- _Given request_
Wherever the word "一室之不治" turns up in a line of the entries, copy that line.

- _Raw data_
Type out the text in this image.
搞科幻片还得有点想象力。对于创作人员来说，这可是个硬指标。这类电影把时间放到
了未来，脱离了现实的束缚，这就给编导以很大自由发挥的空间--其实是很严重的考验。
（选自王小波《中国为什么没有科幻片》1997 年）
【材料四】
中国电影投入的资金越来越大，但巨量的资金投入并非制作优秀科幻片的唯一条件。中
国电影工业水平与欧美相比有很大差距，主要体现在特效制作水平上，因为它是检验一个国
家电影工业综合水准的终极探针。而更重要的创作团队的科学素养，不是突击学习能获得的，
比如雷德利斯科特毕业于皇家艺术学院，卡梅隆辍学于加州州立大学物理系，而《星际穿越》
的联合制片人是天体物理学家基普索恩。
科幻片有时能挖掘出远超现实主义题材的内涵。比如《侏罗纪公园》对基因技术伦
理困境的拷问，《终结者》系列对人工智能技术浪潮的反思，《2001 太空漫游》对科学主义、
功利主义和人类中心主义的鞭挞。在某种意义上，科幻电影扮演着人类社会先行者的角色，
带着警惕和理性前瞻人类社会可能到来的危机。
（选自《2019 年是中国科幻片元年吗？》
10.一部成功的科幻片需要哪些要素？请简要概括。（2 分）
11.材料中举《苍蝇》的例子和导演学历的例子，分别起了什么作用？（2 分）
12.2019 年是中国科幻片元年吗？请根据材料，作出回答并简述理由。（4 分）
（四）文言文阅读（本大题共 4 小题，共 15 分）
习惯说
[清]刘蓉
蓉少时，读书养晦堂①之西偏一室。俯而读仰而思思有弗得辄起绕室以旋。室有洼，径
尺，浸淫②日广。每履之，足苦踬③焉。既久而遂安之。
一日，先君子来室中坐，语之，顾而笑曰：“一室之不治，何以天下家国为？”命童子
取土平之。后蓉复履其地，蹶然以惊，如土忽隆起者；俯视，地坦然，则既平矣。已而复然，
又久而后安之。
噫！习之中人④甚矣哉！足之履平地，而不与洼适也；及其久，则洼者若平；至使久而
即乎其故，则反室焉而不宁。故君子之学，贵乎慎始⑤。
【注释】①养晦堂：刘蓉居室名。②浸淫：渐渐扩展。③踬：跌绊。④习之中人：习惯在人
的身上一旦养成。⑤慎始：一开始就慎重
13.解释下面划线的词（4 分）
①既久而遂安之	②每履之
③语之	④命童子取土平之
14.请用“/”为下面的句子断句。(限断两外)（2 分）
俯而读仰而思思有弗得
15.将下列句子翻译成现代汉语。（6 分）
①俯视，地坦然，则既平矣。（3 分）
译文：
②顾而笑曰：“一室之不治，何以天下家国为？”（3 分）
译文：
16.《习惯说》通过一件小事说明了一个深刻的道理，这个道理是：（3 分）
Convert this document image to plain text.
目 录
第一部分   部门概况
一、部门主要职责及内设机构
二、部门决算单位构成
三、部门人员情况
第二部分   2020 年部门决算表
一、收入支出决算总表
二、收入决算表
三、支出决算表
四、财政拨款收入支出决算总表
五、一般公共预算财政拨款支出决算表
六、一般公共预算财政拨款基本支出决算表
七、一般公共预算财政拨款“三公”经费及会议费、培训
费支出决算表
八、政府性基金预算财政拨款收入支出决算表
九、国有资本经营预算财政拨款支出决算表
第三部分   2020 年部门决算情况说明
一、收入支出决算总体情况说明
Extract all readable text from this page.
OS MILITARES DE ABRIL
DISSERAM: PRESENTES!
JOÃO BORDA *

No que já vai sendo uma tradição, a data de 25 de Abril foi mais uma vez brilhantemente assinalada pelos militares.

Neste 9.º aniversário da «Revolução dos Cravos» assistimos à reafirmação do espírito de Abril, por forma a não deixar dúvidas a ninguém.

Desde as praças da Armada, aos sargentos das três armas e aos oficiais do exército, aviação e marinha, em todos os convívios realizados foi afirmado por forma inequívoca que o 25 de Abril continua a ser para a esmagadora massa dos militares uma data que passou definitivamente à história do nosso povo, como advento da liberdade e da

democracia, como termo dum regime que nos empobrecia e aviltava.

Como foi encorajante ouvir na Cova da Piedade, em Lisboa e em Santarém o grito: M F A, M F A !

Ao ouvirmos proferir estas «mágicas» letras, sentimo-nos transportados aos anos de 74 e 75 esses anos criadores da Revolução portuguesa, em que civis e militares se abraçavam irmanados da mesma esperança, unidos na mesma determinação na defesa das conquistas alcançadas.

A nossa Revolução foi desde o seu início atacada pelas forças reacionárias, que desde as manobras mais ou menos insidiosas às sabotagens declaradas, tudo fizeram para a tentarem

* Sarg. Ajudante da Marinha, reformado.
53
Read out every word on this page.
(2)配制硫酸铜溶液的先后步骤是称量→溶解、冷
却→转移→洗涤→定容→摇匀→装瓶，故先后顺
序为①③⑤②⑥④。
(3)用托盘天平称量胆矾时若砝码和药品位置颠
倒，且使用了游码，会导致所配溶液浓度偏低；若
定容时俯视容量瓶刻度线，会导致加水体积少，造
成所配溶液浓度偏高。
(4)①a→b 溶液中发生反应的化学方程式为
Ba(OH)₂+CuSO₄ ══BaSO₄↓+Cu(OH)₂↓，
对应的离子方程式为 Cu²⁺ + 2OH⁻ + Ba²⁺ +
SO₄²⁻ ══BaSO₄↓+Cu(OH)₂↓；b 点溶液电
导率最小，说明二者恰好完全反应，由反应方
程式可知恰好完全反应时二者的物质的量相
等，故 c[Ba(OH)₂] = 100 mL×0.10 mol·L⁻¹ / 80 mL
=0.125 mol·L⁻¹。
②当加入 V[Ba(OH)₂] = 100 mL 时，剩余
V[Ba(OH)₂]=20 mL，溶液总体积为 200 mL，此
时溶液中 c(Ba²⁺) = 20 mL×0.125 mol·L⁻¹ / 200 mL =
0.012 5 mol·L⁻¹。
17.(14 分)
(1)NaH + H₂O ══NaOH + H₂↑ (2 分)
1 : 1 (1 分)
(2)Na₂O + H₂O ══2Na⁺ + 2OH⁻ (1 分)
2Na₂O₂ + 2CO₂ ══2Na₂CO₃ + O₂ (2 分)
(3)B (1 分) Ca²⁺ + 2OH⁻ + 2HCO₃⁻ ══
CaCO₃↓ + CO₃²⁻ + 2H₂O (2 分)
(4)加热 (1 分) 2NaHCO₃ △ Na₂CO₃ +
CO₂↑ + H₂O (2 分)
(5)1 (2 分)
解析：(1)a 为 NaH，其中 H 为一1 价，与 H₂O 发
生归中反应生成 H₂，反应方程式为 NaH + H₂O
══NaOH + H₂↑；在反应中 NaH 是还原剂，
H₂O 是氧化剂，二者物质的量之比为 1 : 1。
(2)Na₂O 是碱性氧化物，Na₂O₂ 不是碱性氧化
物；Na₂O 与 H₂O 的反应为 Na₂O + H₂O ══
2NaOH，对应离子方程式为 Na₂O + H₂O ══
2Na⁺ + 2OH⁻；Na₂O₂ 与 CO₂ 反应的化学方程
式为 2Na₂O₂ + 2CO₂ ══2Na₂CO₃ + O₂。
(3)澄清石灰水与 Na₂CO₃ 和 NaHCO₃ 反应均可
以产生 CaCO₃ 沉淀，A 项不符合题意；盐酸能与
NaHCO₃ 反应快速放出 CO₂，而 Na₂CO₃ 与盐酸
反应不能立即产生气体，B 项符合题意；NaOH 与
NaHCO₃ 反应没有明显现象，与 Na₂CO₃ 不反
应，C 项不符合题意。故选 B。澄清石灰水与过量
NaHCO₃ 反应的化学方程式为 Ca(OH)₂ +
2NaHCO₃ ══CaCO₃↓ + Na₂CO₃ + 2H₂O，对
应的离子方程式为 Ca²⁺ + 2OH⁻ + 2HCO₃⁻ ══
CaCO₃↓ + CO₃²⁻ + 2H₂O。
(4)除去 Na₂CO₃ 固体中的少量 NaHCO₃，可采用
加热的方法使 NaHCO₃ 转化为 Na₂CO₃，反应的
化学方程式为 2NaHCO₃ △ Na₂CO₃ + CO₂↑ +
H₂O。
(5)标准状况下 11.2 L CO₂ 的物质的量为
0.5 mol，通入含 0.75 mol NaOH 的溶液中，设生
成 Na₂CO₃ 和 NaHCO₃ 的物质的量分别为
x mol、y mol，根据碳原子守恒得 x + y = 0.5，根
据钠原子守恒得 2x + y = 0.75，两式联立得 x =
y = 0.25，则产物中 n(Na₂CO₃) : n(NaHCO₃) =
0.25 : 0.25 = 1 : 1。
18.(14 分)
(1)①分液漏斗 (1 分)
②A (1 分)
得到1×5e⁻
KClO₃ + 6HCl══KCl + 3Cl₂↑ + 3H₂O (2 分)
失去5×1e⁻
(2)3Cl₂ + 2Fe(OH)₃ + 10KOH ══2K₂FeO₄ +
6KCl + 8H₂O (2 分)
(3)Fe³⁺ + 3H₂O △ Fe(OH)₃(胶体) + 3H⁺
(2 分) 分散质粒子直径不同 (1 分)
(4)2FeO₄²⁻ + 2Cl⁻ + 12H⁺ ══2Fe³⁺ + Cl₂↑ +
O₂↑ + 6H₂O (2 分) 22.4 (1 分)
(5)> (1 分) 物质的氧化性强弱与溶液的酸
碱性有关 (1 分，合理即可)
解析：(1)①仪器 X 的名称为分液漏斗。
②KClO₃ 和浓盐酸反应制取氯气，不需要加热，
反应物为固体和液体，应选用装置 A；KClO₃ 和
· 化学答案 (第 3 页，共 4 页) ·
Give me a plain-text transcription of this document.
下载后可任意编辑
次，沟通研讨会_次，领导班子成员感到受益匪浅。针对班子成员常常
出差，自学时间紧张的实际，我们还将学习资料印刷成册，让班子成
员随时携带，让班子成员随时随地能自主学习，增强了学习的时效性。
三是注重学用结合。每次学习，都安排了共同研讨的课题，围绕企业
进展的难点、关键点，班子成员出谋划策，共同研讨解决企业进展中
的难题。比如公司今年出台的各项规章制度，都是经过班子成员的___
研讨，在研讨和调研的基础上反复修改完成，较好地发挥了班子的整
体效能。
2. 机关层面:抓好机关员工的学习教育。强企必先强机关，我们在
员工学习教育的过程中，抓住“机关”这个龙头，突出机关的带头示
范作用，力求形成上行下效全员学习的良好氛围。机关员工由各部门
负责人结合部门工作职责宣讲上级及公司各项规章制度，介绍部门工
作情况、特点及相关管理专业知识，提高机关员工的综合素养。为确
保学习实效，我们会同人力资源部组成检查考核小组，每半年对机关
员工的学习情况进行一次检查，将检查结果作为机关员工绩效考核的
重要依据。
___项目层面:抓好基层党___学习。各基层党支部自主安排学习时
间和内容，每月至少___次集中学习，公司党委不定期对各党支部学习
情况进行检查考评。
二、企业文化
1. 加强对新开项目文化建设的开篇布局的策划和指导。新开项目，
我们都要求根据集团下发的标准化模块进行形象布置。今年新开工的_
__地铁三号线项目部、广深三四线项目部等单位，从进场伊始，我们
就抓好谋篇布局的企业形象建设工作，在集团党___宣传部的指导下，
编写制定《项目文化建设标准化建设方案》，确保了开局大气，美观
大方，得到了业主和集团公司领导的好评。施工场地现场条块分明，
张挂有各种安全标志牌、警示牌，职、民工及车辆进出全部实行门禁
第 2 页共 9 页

- _Solution_
一日，先君子来室中坐，语之，顾而笑曰：“一室之不治，何以天下家国为？”命童子
②顾而笑曰：“一室之不治，何以天下家国为？”（3 分）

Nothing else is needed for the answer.